Exercise input ->

******************************

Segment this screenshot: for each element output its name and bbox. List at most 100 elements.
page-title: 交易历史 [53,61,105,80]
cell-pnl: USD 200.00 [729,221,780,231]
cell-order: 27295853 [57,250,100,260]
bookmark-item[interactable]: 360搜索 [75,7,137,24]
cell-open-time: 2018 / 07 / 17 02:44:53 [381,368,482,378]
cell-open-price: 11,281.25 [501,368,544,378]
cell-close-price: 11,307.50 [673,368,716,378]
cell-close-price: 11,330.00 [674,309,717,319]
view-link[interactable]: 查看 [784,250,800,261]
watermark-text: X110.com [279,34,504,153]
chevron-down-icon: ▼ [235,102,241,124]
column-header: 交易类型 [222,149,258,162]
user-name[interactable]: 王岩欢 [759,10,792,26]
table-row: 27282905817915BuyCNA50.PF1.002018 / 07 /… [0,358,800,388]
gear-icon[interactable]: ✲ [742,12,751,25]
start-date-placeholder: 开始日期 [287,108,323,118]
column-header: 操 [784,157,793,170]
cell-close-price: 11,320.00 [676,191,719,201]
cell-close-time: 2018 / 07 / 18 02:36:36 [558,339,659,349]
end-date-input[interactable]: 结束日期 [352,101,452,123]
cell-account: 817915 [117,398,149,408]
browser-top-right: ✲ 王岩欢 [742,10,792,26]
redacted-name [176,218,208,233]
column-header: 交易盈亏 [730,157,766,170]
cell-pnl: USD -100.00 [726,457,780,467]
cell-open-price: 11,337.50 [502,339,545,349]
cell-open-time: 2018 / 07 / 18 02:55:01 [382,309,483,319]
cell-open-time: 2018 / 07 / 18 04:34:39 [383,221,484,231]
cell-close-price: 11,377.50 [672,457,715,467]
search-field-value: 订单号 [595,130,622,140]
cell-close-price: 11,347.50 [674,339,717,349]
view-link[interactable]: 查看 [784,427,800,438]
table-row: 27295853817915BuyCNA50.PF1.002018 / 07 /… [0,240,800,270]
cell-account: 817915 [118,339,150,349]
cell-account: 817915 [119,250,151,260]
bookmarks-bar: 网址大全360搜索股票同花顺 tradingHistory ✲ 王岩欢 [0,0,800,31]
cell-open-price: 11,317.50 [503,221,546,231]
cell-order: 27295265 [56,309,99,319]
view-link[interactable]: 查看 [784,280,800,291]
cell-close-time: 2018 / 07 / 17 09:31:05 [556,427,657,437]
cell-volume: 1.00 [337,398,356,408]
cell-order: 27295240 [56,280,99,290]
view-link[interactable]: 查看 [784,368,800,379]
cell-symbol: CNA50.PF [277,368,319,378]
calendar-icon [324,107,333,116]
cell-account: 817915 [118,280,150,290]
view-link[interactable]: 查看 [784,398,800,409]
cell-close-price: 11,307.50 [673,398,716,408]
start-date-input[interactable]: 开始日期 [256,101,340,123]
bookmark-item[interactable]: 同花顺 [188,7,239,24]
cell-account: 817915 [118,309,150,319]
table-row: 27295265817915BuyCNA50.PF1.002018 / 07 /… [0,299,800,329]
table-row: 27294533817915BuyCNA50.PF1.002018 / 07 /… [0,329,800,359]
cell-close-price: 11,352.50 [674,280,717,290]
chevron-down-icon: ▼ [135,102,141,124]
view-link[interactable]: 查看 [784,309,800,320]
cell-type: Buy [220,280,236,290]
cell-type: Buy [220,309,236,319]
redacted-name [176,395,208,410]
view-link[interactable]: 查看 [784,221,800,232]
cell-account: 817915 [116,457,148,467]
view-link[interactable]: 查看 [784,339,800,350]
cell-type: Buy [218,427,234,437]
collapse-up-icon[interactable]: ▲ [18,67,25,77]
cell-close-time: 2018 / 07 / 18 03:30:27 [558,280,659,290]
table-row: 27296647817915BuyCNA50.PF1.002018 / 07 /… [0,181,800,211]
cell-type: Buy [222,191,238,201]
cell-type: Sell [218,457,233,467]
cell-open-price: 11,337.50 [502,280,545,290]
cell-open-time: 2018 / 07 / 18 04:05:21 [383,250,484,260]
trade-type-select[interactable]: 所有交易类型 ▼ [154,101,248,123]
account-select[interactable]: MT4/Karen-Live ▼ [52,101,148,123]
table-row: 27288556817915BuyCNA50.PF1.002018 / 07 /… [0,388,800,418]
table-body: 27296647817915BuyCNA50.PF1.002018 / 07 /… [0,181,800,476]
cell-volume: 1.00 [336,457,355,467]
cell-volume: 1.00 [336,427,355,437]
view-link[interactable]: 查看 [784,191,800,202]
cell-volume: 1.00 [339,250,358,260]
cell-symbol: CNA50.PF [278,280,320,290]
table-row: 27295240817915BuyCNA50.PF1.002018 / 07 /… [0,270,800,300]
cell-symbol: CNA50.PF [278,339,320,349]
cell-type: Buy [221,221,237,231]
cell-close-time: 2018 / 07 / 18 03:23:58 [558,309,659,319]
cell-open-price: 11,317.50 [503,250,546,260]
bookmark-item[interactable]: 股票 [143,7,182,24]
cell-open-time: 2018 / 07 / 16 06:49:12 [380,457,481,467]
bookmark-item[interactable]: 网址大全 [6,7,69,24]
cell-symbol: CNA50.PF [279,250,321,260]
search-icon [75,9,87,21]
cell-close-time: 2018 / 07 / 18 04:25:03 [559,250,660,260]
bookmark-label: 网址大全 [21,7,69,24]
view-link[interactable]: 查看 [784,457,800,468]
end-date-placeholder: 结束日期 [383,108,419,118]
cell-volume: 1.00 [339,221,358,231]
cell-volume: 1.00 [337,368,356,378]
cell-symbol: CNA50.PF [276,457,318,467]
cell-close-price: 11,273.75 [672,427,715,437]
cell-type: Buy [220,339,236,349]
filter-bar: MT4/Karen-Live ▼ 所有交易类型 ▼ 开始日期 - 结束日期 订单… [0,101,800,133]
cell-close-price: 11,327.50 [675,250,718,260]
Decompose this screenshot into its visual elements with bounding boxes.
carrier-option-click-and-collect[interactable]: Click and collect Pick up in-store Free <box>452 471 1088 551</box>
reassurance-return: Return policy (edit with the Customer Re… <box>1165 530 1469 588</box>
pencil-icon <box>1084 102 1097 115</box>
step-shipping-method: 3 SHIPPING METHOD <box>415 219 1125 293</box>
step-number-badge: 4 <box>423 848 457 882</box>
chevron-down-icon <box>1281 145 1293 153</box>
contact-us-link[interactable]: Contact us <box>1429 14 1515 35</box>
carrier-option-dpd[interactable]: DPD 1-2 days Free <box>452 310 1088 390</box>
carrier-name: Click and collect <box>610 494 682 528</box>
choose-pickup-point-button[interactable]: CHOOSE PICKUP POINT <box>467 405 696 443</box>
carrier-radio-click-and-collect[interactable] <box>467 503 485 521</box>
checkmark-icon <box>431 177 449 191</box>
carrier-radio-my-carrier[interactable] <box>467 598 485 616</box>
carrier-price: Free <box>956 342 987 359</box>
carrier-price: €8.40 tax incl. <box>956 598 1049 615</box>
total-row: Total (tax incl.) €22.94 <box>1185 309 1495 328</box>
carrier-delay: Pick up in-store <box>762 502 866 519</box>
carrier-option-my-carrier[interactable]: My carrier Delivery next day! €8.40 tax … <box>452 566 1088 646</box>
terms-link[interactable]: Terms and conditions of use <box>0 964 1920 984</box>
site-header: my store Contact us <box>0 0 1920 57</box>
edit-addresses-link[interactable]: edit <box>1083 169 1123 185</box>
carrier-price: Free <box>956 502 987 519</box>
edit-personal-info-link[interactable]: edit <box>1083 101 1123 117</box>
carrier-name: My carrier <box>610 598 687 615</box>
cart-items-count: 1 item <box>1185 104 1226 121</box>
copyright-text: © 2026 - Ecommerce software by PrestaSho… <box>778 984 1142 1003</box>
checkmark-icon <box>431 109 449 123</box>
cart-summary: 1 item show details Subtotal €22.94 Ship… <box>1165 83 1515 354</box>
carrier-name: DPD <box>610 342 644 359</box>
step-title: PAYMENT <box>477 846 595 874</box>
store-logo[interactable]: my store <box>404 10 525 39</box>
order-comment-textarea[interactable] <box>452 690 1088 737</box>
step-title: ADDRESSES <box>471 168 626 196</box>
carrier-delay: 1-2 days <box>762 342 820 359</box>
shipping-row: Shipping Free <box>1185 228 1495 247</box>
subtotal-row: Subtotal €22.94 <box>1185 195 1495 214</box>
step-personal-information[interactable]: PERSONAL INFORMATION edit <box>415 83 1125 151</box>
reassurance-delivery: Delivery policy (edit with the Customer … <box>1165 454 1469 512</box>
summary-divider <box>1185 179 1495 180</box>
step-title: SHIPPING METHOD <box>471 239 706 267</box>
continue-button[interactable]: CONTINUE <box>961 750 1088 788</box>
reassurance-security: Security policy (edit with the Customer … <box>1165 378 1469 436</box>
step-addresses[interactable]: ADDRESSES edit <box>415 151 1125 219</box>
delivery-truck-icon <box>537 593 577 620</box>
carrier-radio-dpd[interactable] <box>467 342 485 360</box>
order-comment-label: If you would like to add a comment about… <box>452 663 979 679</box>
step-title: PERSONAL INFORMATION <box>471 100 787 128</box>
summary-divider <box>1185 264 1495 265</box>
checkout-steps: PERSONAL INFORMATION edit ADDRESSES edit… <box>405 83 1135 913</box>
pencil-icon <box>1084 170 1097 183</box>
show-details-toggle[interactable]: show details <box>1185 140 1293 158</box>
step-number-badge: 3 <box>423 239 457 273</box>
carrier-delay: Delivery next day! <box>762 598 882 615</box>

******************************

Problem statement -> Format the listing from its start through the line containing "view-link[interactable]: 查看 [784,250,800,261]" as a numbered list, leaving out any blank lines.

Final result ->
1. Segment this screenshot: for each element output its name and bbox. List at most 100 elements.
2. page-title: 交易历史 [53,61,105,80]
3. cell-pnl: USD 200.00 [729,221,780,231]
4. cell-order: 27295853 [57,250,100,260]
5. bookmark-item[interactable]: 360搜索 [75,7,137,24]
6. cell-open-time: 2018 / 07 / 17 02:44:53 [381,368,482,378]
7. cell-open-price: 11,281.25 [501,368,544,378]
8. cell-close-price: 11,307.50 [673,368,716,378]
9. cell-close-price: 11,330.00 [674,309,717,319]
10. view-link[interactable]: 查看 [784,250,800,261]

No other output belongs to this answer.